_Sezione del documento:_
******

A Ripoli Santa Maria Maddalena, nell’appennino bolognese, dove lo scavo di una galleria sta mettendo a rischio la tenuta delle case, Autostrade per l’Italia passa al piano B. Proprio poco prima del Natale ha infatti iniziato quella che potrebbe chiamarsi una “campagna acquisti”. Se gli sgomberi delle abitazioni fanno troppo clamore, se il comitato dei cittadini che si batte contro il tunnel alza troppo la voce e finisce sulla stampa e le televisioni nazionali, allora è meglio usare la carota rispetto al bastone, e quindi comprare direttamente le case. “Se va avanti questo tipo di approccio, il paesino è destinato a essere comperato da Autostrade”, dicono ora i cittadini riuniti in un comitato.

“Ci sono già una decina di case che hanno ricevuto offerta d’acquisto da Autostrade, alcune sono quelle dove le famiglie sono state già de-localizzate (tradotto: sgomberate, ndr), altre sono ancora abitate. Il paese non esisterà più”, ha spiegato Marco Ricci, uno dei portavoce dei cittadini.

La novità è che tra questa decina di case in cui sono iniziati i sopralluoghi ce ne sono diverse che ancora non hanno subito grossi danni e sono ancora abitate. Quindi è come se Autostrade volesse evitare futuri clamori per altri danni a queste case e volesse comprare a priori. A inizio dicembre, per esempio, la signora Laura Pasqui, 85 anni, che dal 1946 abita nella frazione di San Benedetto Val di Sambro, ha ricevuto la visita in casa di un perito di Autostrade, che ha iniziato a fare foto e misure della sua vecchia abitazione con 14 stanze.

“Mi hanno detto che mi contatteranno presto”, ha spiegato l’anziana signora, che arrivata appena diciottenne nella frazione, ora aspetta di capire il suo futuro. “Vediamo quanto mi offrono”. Ma poi candidamente ammette: “Se me la vogliono comprare io la vendo. Come faccio a stare dietro a 14 stanze?”.

Il borgo montano di Ripoli da oltre un anno è alle prese coi lavori per una galleria a valle. Gli scavi per questo tunnel di quattro chilometri sono il tratto che manca per terminare la Variante di valico, la grande opera lunga oltre 60 chilometri che potenzierà il collegamento autostradale tra Bologna e Firenze, voluta e poi costruita dall’allora ministro alle Infrastrutture Pietro Lunardi: è sua infatti la società che ha progettato la galleria. La stessa società che ha avvertito che pericoli ce ne sono.

******

_Voci elencate:_

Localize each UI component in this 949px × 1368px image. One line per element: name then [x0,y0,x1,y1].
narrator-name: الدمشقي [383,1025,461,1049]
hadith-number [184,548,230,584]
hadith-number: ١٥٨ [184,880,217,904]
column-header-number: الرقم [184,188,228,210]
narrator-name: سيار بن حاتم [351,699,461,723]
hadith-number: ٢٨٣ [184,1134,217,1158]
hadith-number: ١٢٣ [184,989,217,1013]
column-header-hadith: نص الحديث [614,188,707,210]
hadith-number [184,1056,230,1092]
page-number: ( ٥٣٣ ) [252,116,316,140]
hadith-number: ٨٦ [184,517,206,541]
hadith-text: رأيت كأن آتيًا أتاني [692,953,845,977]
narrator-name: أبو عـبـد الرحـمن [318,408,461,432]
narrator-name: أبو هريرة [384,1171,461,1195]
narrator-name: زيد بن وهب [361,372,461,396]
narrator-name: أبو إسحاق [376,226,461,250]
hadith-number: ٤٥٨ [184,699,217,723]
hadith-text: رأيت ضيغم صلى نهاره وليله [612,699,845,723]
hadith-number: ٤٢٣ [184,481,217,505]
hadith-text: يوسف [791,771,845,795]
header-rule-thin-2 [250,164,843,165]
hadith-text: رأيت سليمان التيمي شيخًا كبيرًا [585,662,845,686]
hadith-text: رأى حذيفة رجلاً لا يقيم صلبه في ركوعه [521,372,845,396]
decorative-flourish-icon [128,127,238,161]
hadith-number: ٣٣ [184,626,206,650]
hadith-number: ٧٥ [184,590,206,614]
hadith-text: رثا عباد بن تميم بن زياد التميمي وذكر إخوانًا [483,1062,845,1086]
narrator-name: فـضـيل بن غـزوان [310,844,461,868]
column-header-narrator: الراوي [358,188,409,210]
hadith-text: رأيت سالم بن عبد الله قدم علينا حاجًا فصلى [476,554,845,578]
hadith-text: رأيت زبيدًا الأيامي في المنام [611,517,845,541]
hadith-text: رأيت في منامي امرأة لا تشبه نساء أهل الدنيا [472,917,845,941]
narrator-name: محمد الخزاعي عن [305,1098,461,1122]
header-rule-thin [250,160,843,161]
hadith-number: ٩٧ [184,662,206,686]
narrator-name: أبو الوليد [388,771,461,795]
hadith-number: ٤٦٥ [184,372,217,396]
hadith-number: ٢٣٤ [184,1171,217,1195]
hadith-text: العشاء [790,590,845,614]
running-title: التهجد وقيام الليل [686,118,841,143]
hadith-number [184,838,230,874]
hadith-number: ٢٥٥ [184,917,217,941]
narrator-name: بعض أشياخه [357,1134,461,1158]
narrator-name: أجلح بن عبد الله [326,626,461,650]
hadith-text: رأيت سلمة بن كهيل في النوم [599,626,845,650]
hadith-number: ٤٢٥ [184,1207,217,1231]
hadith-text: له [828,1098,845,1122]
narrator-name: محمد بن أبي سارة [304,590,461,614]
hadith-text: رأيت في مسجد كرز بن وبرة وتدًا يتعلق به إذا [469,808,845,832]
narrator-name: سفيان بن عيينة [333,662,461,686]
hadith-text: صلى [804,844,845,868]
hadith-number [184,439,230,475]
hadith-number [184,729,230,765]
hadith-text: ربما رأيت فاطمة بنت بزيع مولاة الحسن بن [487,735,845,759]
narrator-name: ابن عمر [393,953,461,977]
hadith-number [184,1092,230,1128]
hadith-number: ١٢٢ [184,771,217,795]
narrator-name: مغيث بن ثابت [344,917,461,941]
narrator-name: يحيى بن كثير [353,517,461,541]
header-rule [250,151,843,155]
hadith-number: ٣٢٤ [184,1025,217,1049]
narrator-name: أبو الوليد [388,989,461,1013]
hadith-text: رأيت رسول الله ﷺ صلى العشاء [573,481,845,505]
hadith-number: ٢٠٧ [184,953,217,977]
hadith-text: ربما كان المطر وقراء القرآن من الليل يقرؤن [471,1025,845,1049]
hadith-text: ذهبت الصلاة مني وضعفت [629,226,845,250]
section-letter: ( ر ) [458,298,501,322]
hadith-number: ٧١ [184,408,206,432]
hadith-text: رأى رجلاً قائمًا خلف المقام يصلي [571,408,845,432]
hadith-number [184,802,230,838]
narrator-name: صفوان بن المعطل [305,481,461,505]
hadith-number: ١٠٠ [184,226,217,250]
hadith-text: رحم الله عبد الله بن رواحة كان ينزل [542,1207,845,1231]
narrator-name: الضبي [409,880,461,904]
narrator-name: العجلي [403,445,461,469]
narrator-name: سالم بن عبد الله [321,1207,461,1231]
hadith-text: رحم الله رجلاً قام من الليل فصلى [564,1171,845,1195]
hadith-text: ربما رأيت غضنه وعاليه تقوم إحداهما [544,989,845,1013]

******

_Requisiti dell'esercizio:_
**A)** Elenca tutte le persone citate con nome e cognome nel testo sulla galleria di Ripoli.
**B)** Trascrivi parola per parola il brano del testo sulla galleria di Ripoli che va da "Il borgo montano" fino a "ce ne sono." compreso.

_Risposte ai compiti:_
**A)**
Marco Ricci
Laura Pasqui
Pietro Lunardi

**B)**
Il borgo montano di Ripoli da oltre un anno è alle prese coi lavori per una galleria a valle. Gli scavi per questo tunnel di quattro chilometri sono il tratto che manca per terminare la Variante di valico, la grande opera lunga oltre 60 chilometri che potenzierà il collegamento autostradale tra Bologna e Firenze, voluta e poi costruita dall’allora ministro alle Infrastrutture Pietro Lunardi: è sua infatti la società che ha progettato la galleria. La stessa società che ha avvertito che pericoli ce ne sono.